> **To do**: Print all entries word for word.

> **Data to use**:

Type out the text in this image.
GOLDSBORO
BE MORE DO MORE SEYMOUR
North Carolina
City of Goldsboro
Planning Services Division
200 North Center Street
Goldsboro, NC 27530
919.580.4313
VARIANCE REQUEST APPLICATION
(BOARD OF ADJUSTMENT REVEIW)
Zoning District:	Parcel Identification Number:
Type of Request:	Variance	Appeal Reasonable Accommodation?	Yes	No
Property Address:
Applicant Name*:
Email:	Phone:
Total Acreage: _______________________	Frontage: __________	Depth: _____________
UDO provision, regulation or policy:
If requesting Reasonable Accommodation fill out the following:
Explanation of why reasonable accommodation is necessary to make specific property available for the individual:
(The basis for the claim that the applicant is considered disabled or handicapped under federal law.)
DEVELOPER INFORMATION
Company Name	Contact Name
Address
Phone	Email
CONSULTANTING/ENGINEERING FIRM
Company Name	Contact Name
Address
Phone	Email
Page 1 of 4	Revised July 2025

> **Answer**:
Type out the text in this image.
GOLDSBORO
BE MORE DO MORE SEYMOUR
North Carolina
City of Goldsboro
Planning Services Division
200 North Center Street
Goldsboro, NC 27530
919.580.4313
VARIANCE REQUEST APPLICATION
(BOARD OF ADJUSTMENT REVEIW)
Zoning District:	Parcel Identification Number:
Type of Request:	Variance	Appeal Reasonable Accommodation?	Yes	No
Property Address:
Applicant Name*:
Email:	Phone:
Total Acreage: _______________________	Frontage: __________	Depth: _____________
UDO provision, regulation or policy:
If requesting Reasonable Accommodation fill out the following:
Explanation of why reasonable accommodation is necessary to make specific property available for the individual:
(The basis for the claim that the applicant is considered disabled or handicapped under federal law.)
DEVELOPER INFORMATION
Company Name	Contact Name
Address
Phone	Email
CONSULTANTING/ENGINEERING FIRM
Company Name	Contact Name
Address
Phone	Email
Page 1 of 4	Revised July 2025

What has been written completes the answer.